== STATED EXERCISE ==
Copy each line containing the word "هزینه" from the records that follow, please.

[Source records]

· · · · ·

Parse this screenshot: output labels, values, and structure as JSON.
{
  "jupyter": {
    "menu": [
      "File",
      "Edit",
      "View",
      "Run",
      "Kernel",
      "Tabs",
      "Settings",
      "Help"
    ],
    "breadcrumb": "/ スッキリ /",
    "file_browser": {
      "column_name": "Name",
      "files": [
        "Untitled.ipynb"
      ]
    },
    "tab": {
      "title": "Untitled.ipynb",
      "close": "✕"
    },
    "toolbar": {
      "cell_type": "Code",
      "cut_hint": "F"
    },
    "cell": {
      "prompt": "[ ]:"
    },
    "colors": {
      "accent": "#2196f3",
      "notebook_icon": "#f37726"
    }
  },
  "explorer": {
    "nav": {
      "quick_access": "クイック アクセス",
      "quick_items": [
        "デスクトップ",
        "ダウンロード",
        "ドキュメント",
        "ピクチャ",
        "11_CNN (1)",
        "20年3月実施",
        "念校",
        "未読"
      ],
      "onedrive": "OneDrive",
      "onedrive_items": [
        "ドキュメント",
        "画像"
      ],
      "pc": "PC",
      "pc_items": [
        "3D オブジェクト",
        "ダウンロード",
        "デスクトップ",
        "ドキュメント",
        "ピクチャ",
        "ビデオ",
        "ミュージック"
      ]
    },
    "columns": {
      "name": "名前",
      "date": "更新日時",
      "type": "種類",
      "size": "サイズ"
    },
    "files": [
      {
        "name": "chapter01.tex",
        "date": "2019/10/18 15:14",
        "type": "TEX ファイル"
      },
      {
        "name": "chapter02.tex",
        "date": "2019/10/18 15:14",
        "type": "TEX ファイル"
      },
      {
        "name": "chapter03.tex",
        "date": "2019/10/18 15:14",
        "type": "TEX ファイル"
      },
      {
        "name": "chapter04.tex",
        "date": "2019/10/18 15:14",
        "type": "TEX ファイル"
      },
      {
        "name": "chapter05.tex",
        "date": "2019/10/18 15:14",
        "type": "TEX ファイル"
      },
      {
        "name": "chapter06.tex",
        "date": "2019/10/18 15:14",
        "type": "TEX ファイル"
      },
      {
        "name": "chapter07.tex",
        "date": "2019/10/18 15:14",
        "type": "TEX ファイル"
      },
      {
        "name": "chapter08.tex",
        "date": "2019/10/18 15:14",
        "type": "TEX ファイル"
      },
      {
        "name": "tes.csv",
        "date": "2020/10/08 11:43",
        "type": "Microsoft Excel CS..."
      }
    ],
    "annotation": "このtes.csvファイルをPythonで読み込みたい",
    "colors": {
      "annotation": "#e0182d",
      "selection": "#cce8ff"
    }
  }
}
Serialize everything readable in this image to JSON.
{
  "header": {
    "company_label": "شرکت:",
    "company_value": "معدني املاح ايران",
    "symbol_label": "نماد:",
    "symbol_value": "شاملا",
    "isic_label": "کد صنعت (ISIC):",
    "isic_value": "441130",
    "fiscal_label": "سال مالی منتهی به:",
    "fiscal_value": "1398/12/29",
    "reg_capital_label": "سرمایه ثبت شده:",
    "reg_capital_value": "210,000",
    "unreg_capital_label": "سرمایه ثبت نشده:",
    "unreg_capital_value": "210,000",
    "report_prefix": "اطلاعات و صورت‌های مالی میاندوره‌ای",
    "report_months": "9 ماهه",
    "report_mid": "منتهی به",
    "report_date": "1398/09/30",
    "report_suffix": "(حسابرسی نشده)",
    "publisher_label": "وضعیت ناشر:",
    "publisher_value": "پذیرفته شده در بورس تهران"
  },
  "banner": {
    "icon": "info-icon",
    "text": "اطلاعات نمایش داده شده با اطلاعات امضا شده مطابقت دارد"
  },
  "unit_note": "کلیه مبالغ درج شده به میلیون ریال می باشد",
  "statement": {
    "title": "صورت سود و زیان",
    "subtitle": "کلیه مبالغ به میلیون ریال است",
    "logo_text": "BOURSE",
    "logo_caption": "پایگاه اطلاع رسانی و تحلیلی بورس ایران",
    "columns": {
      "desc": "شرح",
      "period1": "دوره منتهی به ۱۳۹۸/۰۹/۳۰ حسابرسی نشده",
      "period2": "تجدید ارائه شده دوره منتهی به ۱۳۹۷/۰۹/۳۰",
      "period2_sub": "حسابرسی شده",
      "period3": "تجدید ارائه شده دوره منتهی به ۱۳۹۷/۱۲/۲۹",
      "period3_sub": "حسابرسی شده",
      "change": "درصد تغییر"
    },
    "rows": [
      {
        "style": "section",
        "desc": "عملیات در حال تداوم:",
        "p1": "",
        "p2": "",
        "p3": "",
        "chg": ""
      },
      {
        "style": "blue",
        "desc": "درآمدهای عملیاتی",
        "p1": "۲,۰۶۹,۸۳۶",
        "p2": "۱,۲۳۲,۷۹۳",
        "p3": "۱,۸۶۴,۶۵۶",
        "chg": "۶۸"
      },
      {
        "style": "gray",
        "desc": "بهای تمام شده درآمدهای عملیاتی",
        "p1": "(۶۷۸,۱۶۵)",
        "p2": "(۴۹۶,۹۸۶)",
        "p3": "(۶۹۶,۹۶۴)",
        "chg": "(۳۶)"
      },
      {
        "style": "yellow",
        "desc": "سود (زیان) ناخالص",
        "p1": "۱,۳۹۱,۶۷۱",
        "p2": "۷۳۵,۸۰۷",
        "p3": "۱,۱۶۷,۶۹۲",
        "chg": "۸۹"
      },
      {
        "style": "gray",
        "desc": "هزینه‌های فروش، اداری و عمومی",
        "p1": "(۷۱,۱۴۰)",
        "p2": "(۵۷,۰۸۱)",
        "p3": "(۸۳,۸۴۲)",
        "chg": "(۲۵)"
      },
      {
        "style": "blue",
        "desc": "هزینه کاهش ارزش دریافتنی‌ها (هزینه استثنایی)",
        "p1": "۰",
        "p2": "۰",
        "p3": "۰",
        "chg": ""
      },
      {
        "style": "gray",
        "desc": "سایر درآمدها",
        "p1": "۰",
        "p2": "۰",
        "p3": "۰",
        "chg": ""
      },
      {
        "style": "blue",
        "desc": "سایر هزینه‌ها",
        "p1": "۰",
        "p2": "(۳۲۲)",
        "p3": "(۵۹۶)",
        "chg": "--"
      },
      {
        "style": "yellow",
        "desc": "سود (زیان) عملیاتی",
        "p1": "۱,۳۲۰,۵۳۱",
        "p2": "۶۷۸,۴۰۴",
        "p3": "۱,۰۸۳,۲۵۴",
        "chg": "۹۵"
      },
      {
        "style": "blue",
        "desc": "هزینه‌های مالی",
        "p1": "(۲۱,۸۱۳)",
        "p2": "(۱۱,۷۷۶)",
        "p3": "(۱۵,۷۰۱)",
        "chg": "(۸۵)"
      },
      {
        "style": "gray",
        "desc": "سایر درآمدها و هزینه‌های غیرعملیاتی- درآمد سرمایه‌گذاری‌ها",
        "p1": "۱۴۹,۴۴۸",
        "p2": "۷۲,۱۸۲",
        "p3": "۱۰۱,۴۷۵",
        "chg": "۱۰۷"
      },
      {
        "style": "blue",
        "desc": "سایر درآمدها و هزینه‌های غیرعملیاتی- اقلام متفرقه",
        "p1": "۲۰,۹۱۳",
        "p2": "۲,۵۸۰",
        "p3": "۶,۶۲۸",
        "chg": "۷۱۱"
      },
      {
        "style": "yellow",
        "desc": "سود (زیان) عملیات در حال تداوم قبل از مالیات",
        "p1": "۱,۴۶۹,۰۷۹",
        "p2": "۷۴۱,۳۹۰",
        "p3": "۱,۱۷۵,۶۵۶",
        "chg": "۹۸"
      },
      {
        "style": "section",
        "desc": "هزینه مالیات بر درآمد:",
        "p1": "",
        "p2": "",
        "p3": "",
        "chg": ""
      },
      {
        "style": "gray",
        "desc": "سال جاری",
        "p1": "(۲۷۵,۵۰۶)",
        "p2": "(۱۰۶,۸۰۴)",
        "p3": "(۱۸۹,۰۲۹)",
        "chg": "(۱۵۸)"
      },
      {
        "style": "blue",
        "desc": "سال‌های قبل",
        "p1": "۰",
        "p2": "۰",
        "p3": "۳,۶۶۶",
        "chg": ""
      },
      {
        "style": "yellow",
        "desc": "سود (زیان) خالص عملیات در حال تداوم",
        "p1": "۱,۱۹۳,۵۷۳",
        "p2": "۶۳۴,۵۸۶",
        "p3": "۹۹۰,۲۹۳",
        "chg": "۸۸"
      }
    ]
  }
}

· · · · ·

== ANSWER ==
        "desc": "هزینه‌های فروش، اداری و عمومی",
        "desc": "هزینه کاهش ارزش دریافتنی‌ها (هزینه استثنایی)",
        "desc": "سایر هزینه‌ها",
        "desc": "هزینه‌های مالی",
        "desc": "سایر درآمدها و هزینه‌های غیرعملیاتی- درآمد سرمایه‌گذاری‌ها",
        "desc": "سایر درآمدها و هزینه‌های غیرعملیاتی- اقلام متفرقه",
        "desc": "هزینه مالیات بر درآمد:",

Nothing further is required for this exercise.